- EXERCISE MATERIAL
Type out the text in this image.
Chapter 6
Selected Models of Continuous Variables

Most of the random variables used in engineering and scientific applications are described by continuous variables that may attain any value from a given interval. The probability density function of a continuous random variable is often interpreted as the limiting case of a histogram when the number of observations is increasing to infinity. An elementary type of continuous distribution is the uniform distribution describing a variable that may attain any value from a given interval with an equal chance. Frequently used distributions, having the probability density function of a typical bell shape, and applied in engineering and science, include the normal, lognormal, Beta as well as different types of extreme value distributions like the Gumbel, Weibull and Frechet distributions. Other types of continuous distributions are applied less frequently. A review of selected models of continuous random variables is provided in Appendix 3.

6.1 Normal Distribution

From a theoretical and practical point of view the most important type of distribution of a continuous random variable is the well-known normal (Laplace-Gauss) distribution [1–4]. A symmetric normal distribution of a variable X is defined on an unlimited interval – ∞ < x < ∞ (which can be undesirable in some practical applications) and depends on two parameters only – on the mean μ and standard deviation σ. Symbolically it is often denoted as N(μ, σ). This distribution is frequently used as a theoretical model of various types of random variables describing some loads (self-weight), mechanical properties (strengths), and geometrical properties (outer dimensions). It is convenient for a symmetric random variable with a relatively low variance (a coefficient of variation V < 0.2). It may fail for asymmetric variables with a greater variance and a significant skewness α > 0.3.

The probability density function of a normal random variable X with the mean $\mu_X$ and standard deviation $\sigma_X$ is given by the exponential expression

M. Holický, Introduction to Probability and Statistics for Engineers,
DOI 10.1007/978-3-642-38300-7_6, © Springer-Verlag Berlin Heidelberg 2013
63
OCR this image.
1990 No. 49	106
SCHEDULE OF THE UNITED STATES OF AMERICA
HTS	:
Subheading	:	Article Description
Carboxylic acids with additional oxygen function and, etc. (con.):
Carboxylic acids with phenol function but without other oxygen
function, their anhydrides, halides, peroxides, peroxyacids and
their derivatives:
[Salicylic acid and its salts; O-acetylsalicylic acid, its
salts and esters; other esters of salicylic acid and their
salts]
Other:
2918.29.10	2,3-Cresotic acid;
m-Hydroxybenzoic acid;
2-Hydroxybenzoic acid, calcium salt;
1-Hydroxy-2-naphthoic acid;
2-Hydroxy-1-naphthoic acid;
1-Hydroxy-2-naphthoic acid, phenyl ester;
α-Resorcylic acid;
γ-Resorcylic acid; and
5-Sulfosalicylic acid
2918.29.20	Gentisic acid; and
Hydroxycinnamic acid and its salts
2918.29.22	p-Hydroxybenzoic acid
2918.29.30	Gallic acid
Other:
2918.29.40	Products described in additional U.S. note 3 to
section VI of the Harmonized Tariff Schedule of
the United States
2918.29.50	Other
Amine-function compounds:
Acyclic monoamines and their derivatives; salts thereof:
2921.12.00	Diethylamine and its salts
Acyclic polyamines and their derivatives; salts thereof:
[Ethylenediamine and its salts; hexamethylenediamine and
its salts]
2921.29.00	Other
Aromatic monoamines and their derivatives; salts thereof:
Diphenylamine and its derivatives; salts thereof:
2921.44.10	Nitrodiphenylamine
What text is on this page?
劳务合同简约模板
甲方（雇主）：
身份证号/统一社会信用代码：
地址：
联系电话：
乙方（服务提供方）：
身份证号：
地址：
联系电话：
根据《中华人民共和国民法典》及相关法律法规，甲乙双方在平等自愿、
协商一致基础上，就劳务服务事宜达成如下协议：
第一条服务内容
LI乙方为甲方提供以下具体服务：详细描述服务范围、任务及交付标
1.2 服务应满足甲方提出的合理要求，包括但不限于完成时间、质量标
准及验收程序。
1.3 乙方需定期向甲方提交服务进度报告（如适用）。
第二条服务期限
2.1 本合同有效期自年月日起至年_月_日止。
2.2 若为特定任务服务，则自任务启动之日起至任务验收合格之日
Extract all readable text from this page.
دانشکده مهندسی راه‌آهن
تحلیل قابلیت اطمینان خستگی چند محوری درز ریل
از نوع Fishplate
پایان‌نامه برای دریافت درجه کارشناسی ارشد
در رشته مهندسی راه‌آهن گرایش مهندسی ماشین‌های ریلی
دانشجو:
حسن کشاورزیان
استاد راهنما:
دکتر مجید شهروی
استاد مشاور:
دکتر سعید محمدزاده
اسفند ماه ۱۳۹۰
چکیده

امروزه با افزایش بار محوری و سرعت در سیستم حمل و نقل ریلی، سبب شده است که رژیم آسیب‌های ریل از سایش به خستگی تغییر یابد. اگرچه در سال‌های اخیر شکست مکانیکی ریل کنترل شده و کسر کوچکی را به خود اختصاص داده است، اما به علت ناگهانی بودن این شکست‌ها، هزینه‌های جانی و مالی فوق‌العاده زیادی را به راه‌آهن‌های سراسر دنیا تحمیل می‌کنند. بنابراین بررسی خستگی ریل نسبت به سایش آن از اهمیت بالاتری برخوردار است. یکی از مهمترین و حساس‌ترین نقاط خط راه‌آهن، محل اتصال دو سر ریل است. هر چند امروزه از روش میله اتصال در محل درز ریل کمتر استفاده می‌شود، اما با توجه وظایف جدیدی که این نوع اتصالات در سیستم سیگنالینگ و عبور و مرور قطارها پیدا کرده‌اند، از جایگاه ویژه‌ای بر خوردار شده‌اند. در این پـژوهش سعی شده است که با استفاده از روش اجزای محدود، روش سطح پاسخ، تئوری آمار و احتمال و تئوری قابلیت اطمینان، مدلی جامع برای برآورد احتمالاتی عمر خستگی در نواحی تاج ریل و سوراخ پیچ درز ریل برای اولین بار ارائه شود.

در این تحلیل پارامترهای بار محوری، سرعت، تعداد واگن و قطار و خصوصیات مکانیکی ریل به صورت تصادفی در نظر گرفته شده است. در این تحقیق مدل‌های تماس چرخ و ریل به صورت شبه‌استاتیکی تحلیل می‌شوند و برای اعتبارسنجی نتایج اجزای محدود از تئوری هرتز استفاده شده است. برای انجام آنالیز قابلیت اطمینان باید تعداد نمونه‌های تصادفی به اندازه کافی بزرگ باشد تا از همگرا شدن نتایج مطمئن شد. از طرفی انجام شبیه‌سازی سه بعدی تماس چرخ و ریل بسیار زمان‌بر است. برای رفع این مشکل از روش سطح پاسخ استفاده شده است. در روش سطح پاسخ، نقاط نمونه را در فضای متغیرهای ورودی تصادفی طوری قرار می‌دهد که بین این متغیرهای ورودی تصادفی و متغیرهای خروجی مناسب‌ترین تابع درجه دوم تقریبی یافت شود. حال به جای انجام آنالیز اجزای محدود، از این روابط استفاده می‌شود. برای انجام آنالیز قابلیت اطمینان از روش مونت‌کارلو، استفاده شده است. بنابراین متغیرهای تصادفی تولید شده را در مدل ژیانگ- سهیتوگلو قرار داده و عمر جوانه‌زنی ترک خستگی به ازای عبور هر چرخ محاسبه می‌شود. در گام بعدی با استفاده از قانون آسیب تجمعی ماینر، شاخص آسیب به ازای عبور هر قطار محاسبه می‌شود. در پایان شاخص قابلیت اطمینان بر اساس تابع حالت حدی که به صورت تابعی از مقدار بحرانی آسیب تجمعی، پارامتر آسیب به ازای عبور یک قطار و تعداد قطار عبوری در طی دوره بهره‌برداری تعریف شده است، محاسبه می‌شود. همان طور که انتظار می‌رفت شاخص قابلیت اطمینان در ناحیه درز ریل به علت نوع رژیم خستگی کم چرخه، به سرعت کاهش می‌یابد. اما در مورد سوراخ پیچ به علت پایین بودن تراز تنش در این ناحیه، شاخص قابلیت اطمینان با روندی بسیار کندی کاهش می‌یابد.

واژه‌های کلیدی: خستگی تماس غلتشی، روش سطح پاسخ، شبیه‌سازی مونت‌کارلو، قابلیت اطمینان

- EXERCISE OBJECTIVE
Give all the records again. Match them exactly.

- EXPECTED ANSWER
Type out the text in this image.
Chapter 6
Selected Models of Continuous Variables

Most of the random variables used in engineering and scientific applications are described by continuous variables that may attain any value from a given interval. The probability density function of a continuous random variable is often interpreted as the limiting case of a histogram when the number of observations is increasing to infinity. An elementary type of continuous distribution is the uniform distribution describing a variable that may attain any value from a given interval with an equal chance. Frequently used distributions, having the probability density function of a typical bell shape, and applied in engineering and science, include the normal, lognormal, Beta as well as different types of extreme value distributions like the Gumbel, Weibull and Frechet distributions. Other types of continuous distributions are applied less frequently. A review of selected models of continuous random variables is provided in Appendix 3.

6.1 Normal Distribution

From a theoretical and practical point of view the most important type of distribution of a continuous random variable is the well-known normal (Laplace-Gauss) distribution [1–4]. A symmetric normal distribution of a variable X is defined on an unlimited interval – ∞ < x < ∞ (which can be undesirable in some practical applications) and depends on two parameters only – on the mean μ and standard deviation σ. Symbolically it is often denoted as N(μ, σ). This distribution is frequently used as a theoretical model of various types of random variables describing some loads (self-weight), mechanical properties (strengths), and geometrical properties (outer dimensions). It is convenient for a symmetric random variable with a relatively low variance (a coefficient of variation V < 0.2). It may fail for asymmetric variables with a greater variance and a significant skewness α > 0.3.

The probability density function of a normal random variable X with the mean $\mu_X$ and standard deviation $\sigma_X$ is given by the exponential expression

M. Holický, Introduction to Probability and Statistics for Engineers,
DOI 10.1007/978-3-642-38300-7_6, © Springer-Verlag Berlin Heidelberg 2013
63
OCR this image.
1990 No. 49	106
SCHEDULE OF THE UNITED STATES OF AMERICA
HTS	:
Subheading	:	Article Description
Carboxylic acids with additional oxygen function and, etc. (con.):
Carboxylic acids with phenol function but without other oxygen
function, their anhydrides, halides, peroxides, peroxyacids and
their derivatives:
[Salicylic acid and its salts; O-acetylsalicylic acid, its
salts and esters; other esters of salicylic acid and their
salts]
Other:
2918.29.10	2,3-Cresotic acid;
m-Hydroxybenzoic acid;
2-Hydroxybenzoic acid, calcium salt;
1-Hydroxy-2-naphthoic acid;
2-Hydroxy-1-naphthoic acid;
1-Hydroxy-2-naphthoic acid, phenyl ester;
α-Resorcylic acid;
γ-Resorcylic acid; and
5-Sulfosalicylic acid
2918.29.20	Gentisic acid; and
Hydroxycinnamic acid and its salts
2918.29.22	p-Hydroxybenzoic acid
2918.29.30	Gallic acid
Other:
2918.29.40	Products described in additional U.S. note 3 to
section VI of the Harmonized Tariff Schedule of
the United States
2918.29.50	Other
Amine-function compounds:
Acyclic monoamines and their derivatives; salts thereof:
2921.12.00	Diethylamine and its salts
Acyclic polyamines and their derivatives; salts thereof:
[Ethylenediamine and its salts; hexamethylenediamine and
its salts]
2921.29.00	Other
Aromatic monoamines and their derivatives; salts thereof:
Diphenylamine and its derivatives; salts thereof:
2921.44.10	Nitrodiphenylamine
What text is on this page?
劳务合同简约模板
甲方（雇主）：
身份证号/统一社会信用代码：
地址：
联系电话：
乙方（服务提供方）：
身份证号：
地址：
联系电话：
根据《中华人民共和国民法典》及相关法律法规，甲乙双方在平等自愿、
协商一致基础上，就劳务服务事宜达成如下协议：
第一条服务内容
LI乙方为甲方提供以下具体服务：详细描述服务范围、任务及交付标
1.2 服务应满足甲方提出的合理要求，包括但不限于完成时间、质量标
准及验收程序。
1.3 乙方需定期向甲方提交服务进度报告（如适用）。
第二条服务期限
2.1 本合同有效期自年月日起至年_月_日止。
2.2 若为特定任务服务，则自任务启动之日起至任务验收合格之日
Extract all readable text from this page.
دانشکده مهندسی راه‌آهن
تحلیل قابلیت اطمینان خستگی چند محوری درز ریل
از نوع Fishplate
پایان‌نامه برای دریافت درجه کارشناسی ارشد
در رشته مهندسی راه‌آهن گرایش مهندسی ماشین‌های ریلی
دانشجو:
حسن کشاورزیان
استاد راهنما:
دکتر مجید شهروی
استاد مشاور:
دکتر سعید محمدزاده
اسفند ماه ۱۳۹۰
چکیده

امروزه با افزایش بار محوری و سرعت در سیستم حمل و نقل ریلی، سبب شده است که رژیم آسیب‌های ریل از سایش به خستگی تغییر یابد. اگرچه در سال‌های اخیر شکست مکانیکی ریل کنترل شده و کسر کوچکی را به خود اختصاص داده است، اما به علت ناگهانی بودن این شکست‌ها، هزینه‌های جانی و مالی فوق‌العاده زیادی را به راه‌آهن‌های سراسر دنیا تحمیل می‌کنند. بنابراین بررسی خستگی ریل نسبت به سایش آن از اهمیت بالاتری برخوردار است. یکی از مهمترین و حساس‌ترین نقاط خط راه‌آهن، محل اتصال دو سر ریل است. هر چند امروزه از روش میله اتصال در محل درز ریل کمتر استفاده می‌شود، اما با توجه وظایف جدیدی که این نوع اتصالات در سیستم سیگنالینگ و عبور و مرور قطارها پیدا کرده‌اند، از جایگاه ویژه‌ای بر خوردار شده‌اند. در این پـژوهش سعی شده است که با استفاده از روش اجزای محدود، روش سطح پاسخ، تئوری آمار و احتمال و تئوری قابلیت اطمینان، مدلی جامع برای برآورد احتمالاتی عمر خستگی در نواحی تاج ریل و سوراخ پیچ درز ریل برای اولین بار ارائه شود.

در این تحلیل پارامترهای بار محوری، سرعت، تعداد واگن و قطار و خصوصیات مکانیکی ریل به صورت تصادفی در نظر گرفته شده است. در این تحقیق مدل‌های تماس چرخ و ریل به صورت شبه‌استاتیکی تحلیل می‌شوند و برای اعتبارسنجی نتایج اجزای محدود از تئوری هرتز استفاده شده است. برای انجام آنالیز قابلیت اطمینان باید تعداد نمونه‌های تصادفی به اندازه کافی بزرگ باشد تا از همگرا شدن نتایج مطمئن شد. از طرفی انجام شبیه‌سازی سه بعدی تماس چرخ و ریل بسیار زمان‌بر است. برای رفع این مشکل از روش سطح پاسخ استفاده شده است. در روش سطح پاسخ، نقاط نمونه را در فضای متغیرهای ورودی تصادفی طوری قرار می‌دهد که بین این متغیرهای ورودی تصادفی و متغیرهای خروجی مناسب‌ترین تابع درجه دوم تقریبی یافت شود. حال به جای انجام آنالیز اجزای محدود، از این روابط استفاده می‌شود. برای انجام آنالیز قابلیت اطمینان از روش مونت‌کارلو، استفاده شده است. بنابراین متغیرهای تصادفی تولید شده را در مدل ژیانگ- سهیتوگلو قرار داده و عمر جوانه‌زنی ترک خستگی به ازای عبور هر چرخ محاسبه می‌شود. در گام بعدی با استفاده از قانون آسیب تجمعی ماینر، شاخص آسیب به ازای عبور هر قطار محاسبه می‌شود. در پایان شاخص قابلیت اطمینان بر اساس تابع حالت حدی که به صورت تابعی از مقدار بحرانی آسیب تجمعی، پارامتر آسیب به ازای عبور یک قطار و تعداد قطار عبوری در طی دوره بهره‌برداری تعریف شده است، محاسبه می‌شود. همان طور که انتظار می‌رفت شاخص قابلیت اطمینان در ناحیه درز ریل به علت نوع رژیم خستگی کم چرخه، به سرعت کاهش می‌یابد. اما در مورد سوراخ پیچ به علت پایین بودن تراز تنش در این ناحیه، شاخص قابلیت اطمینان با روندی بسیار کندی کاهش می‌یابد.

واژه‌های کلیدی: خستگی تماس غلتشی، روش سطح پاسخ، شبیه‌سازی مونت‌کارلو، قابلیت اطمینان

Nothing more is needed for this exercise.